-- START Entries supplied --

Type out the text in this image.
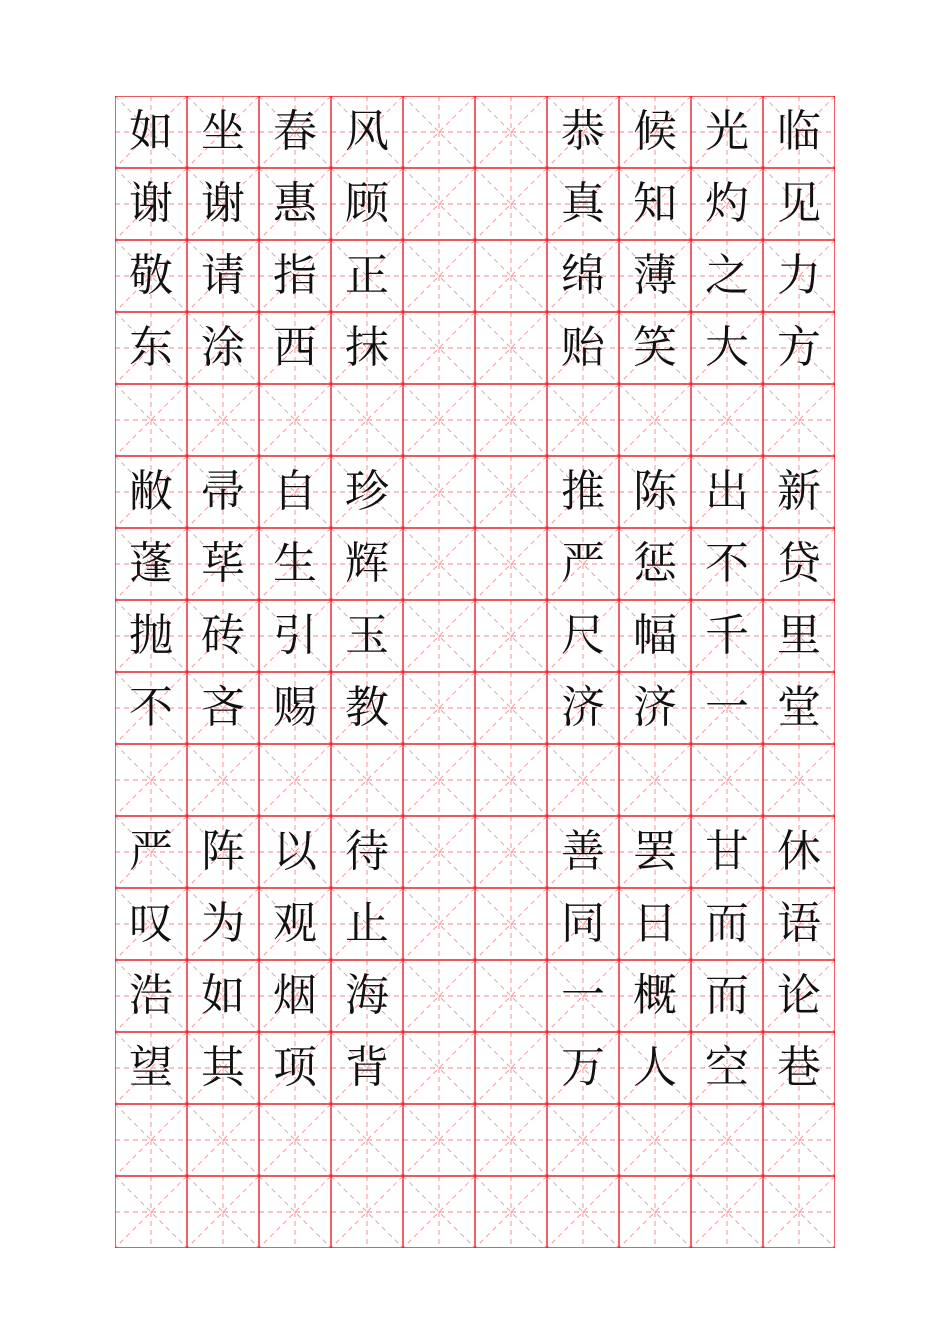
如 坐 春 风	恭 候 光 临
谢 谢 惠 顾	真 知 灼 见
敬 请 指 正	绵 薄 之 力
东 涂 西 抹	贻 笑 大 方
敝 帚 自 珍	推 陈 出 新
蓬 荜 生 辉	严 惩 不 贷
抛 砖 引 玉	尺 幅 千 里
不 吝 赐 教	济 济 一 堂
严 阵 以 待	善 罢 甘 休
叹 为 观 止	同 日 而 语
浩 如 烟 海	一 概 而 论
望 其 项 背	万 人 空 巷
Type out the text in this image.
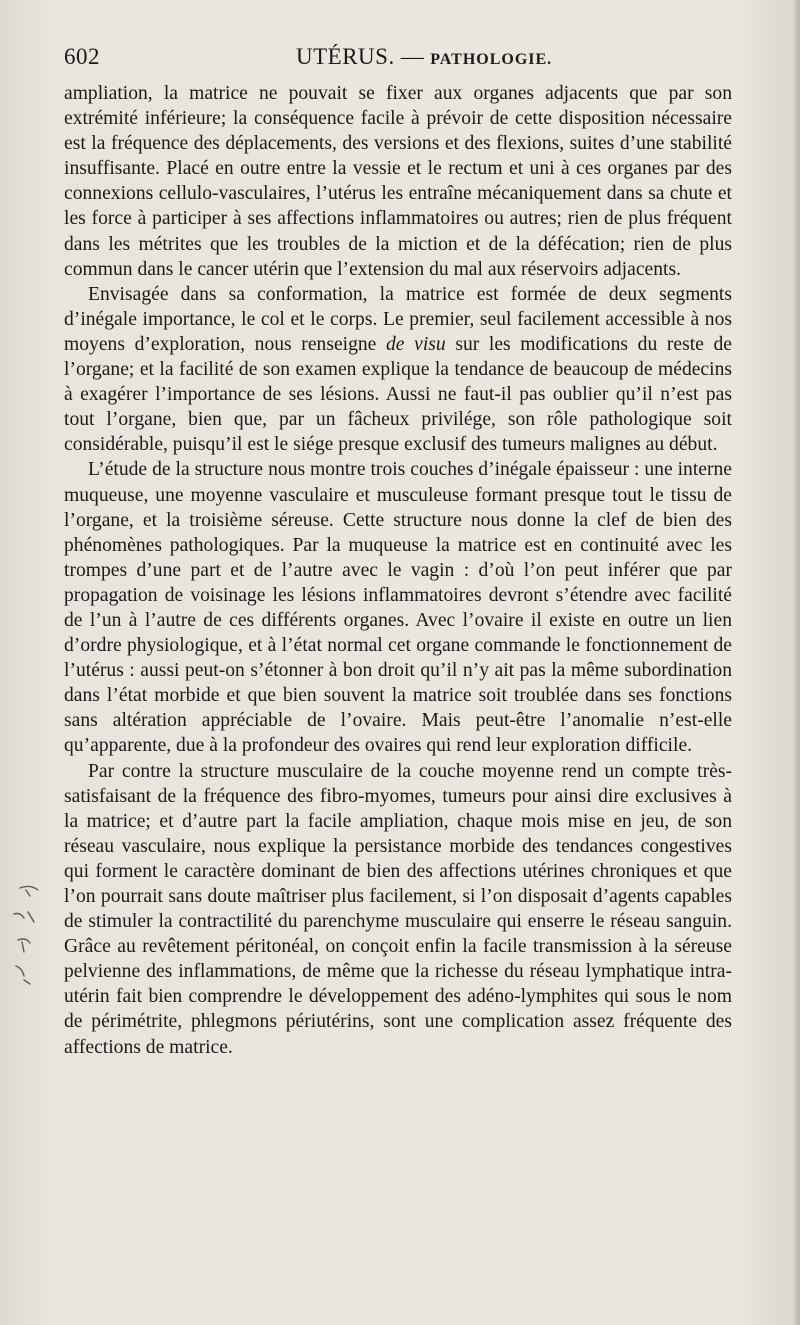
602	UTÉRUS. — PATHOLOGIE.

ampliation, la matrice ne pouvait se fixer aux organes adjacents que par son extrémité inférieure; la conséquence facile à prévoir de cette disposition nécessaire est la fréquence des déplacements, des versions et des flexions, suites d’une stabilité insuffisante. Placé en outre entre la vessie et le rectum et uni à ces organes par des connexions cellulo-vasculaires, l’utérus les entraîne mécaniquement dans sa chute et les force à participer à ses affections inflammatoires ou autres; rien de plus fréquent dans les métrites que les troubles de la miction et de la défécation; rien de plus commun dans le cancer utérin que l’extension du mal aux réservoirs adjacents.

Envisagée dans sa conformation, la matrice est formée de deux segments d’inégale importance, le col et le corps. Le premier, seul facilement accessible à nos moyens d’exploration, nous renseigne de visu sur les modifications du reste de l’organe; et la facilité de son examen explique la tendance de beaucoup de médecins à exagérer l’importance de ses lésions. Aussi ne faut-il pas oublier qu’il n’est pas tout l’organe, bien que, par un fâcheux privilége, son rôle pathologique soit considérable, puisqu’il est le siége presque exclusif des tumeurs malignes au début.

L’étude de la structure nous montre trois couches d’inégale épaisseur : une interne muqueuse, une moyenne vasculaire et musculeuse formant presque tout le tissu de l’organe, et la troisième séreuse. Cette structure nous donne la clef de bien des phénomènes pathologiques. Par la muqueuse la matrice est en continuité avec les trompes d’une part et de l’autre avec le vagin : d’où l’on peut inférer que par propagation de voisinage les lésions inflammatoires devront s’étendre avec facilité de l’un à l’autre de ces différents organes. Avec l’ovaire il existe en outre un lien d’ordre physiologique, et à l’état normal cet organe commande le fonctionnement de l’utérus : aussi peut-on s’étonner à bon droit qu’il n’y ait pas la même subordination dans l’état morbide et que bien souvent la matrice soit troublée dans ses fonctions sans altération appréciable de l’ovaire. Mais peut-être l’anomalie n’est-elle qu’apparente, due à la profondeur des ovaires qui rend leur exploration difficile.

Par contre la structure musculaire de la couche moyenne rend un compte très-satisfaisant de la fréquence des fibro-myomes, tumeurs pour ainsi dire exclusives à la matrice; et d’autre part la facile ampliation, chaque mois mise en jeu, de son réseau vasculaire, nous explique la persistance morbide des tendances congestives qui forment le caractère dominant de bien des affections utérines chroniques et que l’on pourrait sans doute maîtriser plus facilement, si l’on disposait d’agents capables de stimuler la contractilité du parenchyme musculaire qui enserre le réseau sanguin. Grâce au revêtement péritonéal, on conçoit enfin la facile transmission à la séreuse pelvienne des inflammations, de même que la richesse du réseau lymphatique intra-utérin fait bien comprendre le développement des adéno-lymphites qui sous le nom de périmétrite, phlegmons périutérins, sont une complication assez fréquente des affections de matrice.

-- END Entries supplied --

▶ **Direction**
Reproduce the data word for word, excluding its pictures.

▶ **Answer to the task**
Type out the text in this image.
如 坐 春 风	恭 候 光 临
谢 谢 惠 顾	真 知 灼 见
敬 请 指 正	绵 薄 之 力
东 涂 西 抹	贻 笑 大 方
敝 帚 自 珍	推 陈 出 新
蓬 荜 生 辉	严 惩 不 贷
抛 砖 引 玉	尺 幅 千 里
不 吝 赐 教	济 济 一 堂
严 阵 以 待	善 罢 甘 休
叹 为 观 止	同 日 而 语
浩 如 烟 海	一 概 而 论
望 其 项 背	万 人 空 巷
Type out the text in this image.
602	UTÉRUS. — PATHOLOGIE.

ampliation, la matrice ne pouvait se fixer aux organes adjacents que par son extrémité inférieure; la conséquence facile à prévoir de cette disposition nécessaire est la fréquence des déplacements, des versions et des flexions, suites d’une stabilité insuffisante. Placé en outre entre la vessie et le rectum et uni à ces organes par des connexions cellulo-vasculaires, l’utérus les entraîne mécaniquement dans sa chute et les force à participer à ses affections inflammatoires ou autres; rien de plus fréquent dans les métrites que les troubles de la miction et de la défécation; rien de plus commun dans le cancer utérin que l’extension du mal aux réservoirs adjacents.

Envisagée dans sa conformation, la matrice est formée de deux segments d’inégale importance, le col et le corps. Le premier, seul facilement accessible à nos moyens d’exploration, nous renseigne de visu sur les modifications du reste de l’organe; et la facilité de son examen explique la tendance de beaucoup de médecins à exagérer l’importance de ses lésions. Aussi ne faut-il pas oublier qu’il n’est pas tout l’organe, bien que, par un fâcheux privilége, son rôle pathologique soit considérable, puisqu’il est le siége presque exclusif des tumeurs malignes au début.

L’étude de la structure nous montre trois couches d’inégale épaisseur : une interne muqueuse, une moyenne vasculaire et musculeuse formant presque tout le tissu de l’organe, et la troisième séreuse. Cette structure nous donne la clef de bien des phénomènes pathologiques. Par la muqueuse la matrice est en continuité avec les trompes d’une part et de l’autre avec le vagin : d’où l’on peut inférer que par propagation de voisinage les lésions inflammatoires devront s’étendre avec facilité de l’un à l’autre de ces différents organes. Avec l’ovaire il existe en outre un lien d’ordre physiologique, et à l’état normal cet organe commande le fonctionnement de l’utérus : aussi peut-on s’étonner à bon droit qu’il n’y ait pas la même subordination dans l’état morbide et que bien souvent la matrice soit troublée dans ses fonctions sans altération appréciable de l’ovaire. Mais peut-être l’anomalie n’est-elle qu’apparente, due à la profondeur des ovaires qui rend leur exploration difficile.

Par contre la structure musculaire de la couche moyenne rend un compte très-satisfaisant de la fréquence des fibro-myomes, tumeurs pour ainsi dire exclusives à la matrice; et d’autre part la facile ampliation, chaque mois mise en jeu, de son réseau vasculaire, nous explique la persistance morbide des tendances congestives qui forment le caractère dominant de bien des affections utérines chroniques et que l’on pourrait sans doute maîtriser plus facilement, si l’on disposait d’agents capables de stimuler la contractilité du parenchyme musculaire qui enserre le réseau sanguin. Grâce au revêtement péritonéal, on conçoit enfin la facile transmission à la séreuse pelvienne des inflammations, de même que la richesse du réseau lymphatique intra-utérin fait bien comprendre le développement des adéno-lymphites qui sous le nom de périmétrite, phlegmons périutérins, sont une complication assez fréquente des affections de matrice.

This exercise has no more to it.